:: Exercise brief ::
Give back every line exactly as it appears, pictures excluded.

— BEGIN Information supplied —

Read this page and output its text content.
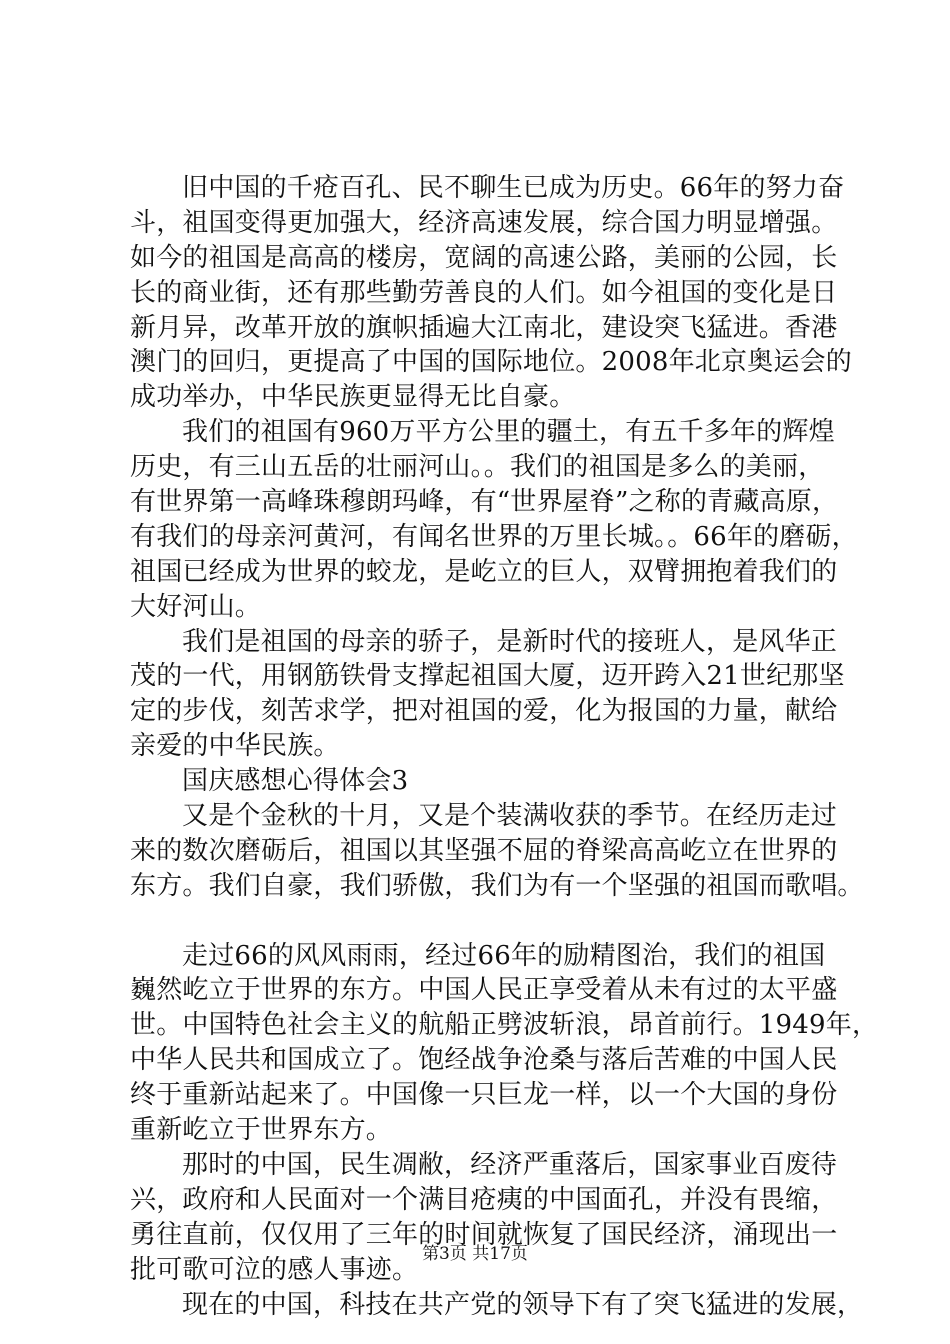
旧中国的千疮百孔、民不聊生已成为历史。66年的努力奋
斗，祖国变得更加强大，经济高速发展，综合国力明显增强。
如今的祖国是高高的楼房，宽阔的高速公路，美丽的公园，长
长的商业街，还有那些勤劳善良的人们。如今祖国的变化是日
新月异，改革开放的旗帜插遍大江南北，建设突飞猛进。香港
澳门的回归，更提高了中国的国际地位。2008年北京奥运会的
成功举办，中华民族更显得无比自豪。
我们的祖国有960万平方公里的疆土，有五千多年的辉煌
历史，有三山五岳的壮丽河山。。我们的祖国是多么的美丽，
有世界第一高峰珠穆朗玛峰，有“世界屋脊”之称的青藏高原，
有我们的母亲河黄河，有闻名世界的万里长城。。66年的磨砺，
祖国已经成为世界的蛟龙，是屹立的巨人，双臂拥抱着我们的
大好河山。
我们是祖国的母亲的骄子，是新时代的接班人，是风华正
茂的一代，用钢筋铁骨支撑起祖国大厦，迈开跨入21世纪那坚
定的步伐，刻苦求学，把对祖国的爱，化为报国的力量，献给
亲爱的中华民族。
国庆感想心得体会3
又是个金秋的十月，又是个装满收获的季节。在经历走过
来的数次磨砺后，祖国以其坚强不屈的脊梁高高屹立在世界的
东方。我们自豪，我们骄傲，我们为有一个坚强的祖国而歌唱。
走过66的风风雨雨，经过66年的励精图治，我们的祖国
巍然屹立于世界的东方。中国人民正享受着从未有过的太平盛
世。中国特色社会主义的航船正劈波斩浪，昂首前行。1949年，
中华人民共和国成立了。饱经战争沧桑与落后苦难的中国人民
终于重新站起来了。中国像一只巨龙一样，以一个大国的身份
重新屹立于世界东方。
那时的中国，民生凋敝，经济严重落后，国家事业百废待
兴，政府和人民面对一个满目疮痍的中国面孔，并没有畏缩，
勇往直前，仅仅用了三年的时间就恢复了国民经济，涌现出一
批可歌可泣的感人事迹。
现在的中国，科技在共产党的领导下有了突飞猛进的发展，
第3页 共17页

— END Information supplied —

:: Written answer ::
Read this page and output its text content.
旧中国的千疮百孔、民不聊生已成为历史。66年的努力奋
斗，祖国变得更加强大，经济高速发展，综合国力明显增强。
如今的祖国是高高的楼房，宽阔的高速公路，美丽的公园，长
长的商业街，还有那些勤劳善良的人们。如今祖国的变化是日
新月异，改革开放的旗帜插遍大江南北，建设突飞猛进。香港
澳门的回归，更提高了中国的国际地位。2008年北京奥运会的
成功举办，中华民族更显得无比自豪。
我们的祖国有960万平方公里的疆土，有五千多年的辉煌
历史，有三山五岳的壮丽河山。。我们的祖国是多么的美丽，
有世界第一高峰珠穆朗玛峰，有“世界屋脊”之称的青藏高原，
有我们的母亲河黄河，有闻名世界的万里长城。。66年的磨砺，
祖国已经成为世界的蛟龙，是屹立的巨人，双臂拥抱着我们的
大好河山。
我们是祖国的母亲的骄子，是新时代的接班人，是风华正
茂的一代，用钢筋铁骨支撑起祖国大厦，迈开跨入21世纪那坚
定的步伐，刻苦求学，把对祖国的爱，化为报国的力量，献给
亲爱的中华民族。
国庆感想心得体会3
又是个金秋的十月，又是个装满收获的季节。在经历走过
来的数次磨砺后，祖国以其坚强不屈的脊梁高高屹立在世界的
东方。我们自豪，我们骄傲，我们为有一个坚强的祖国而歌唱。
走过66的风风雨雨，经过66年的励精图治，我们的祖国
巍然屹立于世界的东方。中国人民正享受着从未有过的太平盛
世。中国特色社会主义的航船正劈波斩浪，昂首前行。1949年，
中华人民共和国成立了。饱经战争沧桑与落后苦难的中国人民
终于重新站起来了。中国像一只巨龙一样，以一个大国的身份
重新屹立于世界东方。
那时的中国，民生凋敝，经济严重落后，国家事业百废待
兴，政府和人民面对一个满目疮痍的中国面孔，并没有畏缩，
勇往直前，仅仅用了三年的时间就恢复了国民经济，涌现出一
批可歌可泣的感人事迹。
现在的中国，科技在共产党的领导下有了突飞猛进的发展，
第3页 共17页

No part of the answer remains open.